■ **What is asked**: Report every line in the listing below where the string "screenshot" shows up.

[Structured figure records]

════════════════════

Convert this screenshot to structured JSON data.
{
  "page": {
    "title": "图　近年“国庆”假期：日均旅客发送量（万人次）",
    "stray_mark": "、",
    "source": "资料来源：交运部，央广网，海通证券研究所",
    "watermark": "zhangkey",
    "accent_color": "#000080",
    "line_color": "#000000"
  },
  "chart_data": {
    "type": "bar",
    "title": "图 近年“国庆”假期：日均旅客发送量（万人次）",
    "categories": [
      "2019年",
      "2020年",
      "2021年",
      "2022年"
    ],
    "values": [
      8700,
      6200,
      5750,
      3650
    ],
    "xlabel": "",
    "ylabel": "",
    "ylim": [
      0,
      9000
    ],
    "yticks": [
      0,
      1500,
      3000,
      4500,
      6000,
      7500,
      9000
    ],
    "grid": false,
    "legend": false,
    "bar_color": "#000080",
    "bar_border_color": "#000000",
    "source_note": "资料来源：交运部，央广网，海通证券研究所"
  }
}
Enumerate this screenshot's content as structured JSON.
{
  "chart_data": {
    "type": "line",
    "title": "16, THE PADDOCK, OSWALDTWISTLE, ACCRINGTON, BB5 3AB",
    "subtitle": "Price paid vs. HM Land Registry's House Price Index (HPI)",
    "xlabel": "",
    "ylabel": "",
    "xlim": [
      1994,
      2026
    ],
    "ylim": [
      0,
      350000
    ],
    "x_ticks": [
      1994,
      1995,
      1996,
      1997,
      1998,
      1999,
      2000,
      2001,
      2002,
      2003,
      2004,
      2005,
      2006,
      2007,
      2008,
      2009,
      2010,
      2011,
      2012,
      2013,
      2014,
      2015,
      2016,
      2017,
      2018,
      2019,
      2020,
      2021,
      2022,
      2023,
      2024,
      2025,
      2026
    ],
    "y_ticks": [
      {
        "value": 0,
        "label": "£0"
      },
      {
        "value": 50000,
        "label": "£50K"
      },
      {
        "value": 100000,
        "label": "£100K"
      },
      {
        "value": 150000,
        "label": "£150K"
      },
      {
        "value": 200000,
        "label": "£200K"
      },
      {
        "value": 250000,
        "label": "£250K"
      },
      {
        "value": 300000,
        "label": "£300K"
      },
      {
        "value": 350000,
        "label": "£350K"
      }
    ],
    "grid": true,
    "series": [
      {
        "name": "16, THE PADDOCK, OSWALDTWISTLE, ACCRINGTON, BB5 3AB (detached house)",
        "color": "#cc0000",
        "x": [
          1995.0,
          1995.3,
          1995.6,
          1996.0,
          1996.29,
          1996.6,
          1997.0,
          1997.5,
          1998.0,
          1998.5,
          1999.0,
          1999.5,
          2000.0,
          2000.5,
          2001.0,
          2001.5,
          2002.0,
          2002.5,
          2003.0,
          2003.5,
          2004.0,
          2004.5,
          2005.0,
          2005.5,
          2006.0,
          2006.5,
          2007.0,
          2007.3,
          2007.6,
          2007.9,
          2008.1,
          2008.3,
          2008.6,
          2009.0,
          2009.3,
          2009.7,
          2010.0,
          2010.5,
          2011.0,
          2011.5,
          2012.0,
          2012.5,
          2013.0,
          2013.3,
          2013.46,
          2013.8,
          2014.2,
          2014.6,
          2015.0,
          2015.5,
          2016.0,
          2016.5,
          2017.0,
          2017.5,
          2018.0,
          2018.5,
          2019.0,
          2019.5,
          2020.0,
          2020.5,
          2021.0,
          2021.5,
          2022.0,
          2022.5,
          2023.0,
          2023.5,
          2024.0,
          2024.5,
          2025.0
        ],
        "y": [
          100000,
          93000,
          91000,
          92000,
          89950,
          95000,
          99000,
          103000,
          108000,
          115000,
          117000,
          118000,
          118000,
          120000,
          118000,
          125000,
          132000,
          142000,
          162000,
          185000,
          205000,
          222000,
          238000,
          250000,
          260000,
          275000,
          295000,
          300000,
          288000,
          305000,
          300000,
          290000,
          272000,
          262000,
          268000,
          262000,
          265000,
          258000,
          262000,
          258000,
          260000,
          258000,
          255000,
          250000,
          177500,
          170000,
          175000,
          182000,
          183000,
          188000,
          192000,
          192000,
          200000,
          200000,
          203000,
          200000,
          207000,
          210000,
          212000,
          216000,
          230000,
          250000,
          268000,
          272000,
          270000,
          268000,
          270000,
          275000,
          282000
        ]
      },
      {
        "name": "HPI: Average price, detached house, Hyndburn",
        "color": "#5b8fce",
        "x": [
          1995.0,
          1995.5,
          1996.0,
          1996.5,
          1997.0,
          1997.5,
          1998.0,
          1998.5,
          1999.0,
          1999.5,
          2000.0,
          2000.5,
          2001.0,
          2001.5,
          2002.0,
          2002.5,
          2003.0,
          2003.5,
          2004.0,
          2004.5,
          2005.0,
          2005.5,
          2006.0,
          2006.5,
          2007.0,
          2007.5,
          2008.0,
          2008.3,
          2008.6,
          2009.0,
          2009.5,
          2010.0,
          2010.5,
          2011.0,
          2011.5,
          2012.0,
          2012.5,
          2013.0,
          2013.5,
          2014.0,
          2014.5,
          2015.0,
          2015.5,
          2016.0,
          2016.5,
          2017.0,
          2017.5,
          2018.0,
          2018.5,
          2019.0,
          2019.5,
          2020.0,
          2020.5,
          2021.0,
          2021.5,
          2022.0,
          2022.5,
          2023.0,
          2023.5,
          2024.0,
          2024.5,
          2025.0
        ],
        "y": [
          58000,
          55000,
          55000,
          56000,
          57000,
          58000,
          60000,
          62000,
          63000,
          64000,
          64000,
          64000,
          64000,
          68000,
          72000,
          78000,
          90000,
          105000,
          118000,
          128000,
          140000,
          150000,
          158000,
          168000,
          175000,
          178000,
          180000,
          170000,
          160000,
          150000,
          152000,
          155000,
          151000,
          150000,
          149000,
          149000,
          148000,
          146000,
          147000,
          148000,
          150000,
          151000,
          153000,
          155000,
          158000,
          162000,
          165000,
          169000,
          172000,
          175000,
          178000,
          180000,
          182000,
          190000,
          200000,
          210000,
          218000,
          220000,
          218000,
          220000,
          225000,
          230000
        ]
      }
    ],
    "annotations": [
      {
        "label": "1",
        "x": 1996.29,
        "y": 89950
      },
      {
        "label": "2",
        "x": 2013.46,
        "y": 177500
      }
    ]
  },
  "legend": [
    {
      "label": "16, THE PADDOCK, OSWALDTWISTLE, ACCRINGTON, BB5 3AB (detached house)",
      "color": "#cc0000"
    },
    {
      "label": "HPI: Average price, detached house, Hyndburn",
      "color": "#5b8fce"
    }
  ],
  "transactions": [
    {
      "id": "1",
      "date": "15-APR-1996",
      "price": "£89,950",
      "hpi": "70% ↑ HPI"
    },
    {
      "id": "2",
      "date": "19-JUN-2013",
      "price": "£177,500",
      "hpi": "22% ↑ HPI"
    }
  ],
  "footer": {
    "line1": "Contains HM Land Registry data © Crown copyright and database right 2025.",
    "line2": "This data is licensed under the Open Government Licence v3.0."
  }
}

════════════════════

■ **Correct response**:
Convert this screenshot to structured JSON data.
Enumerate this screenshot's content as structured JSON.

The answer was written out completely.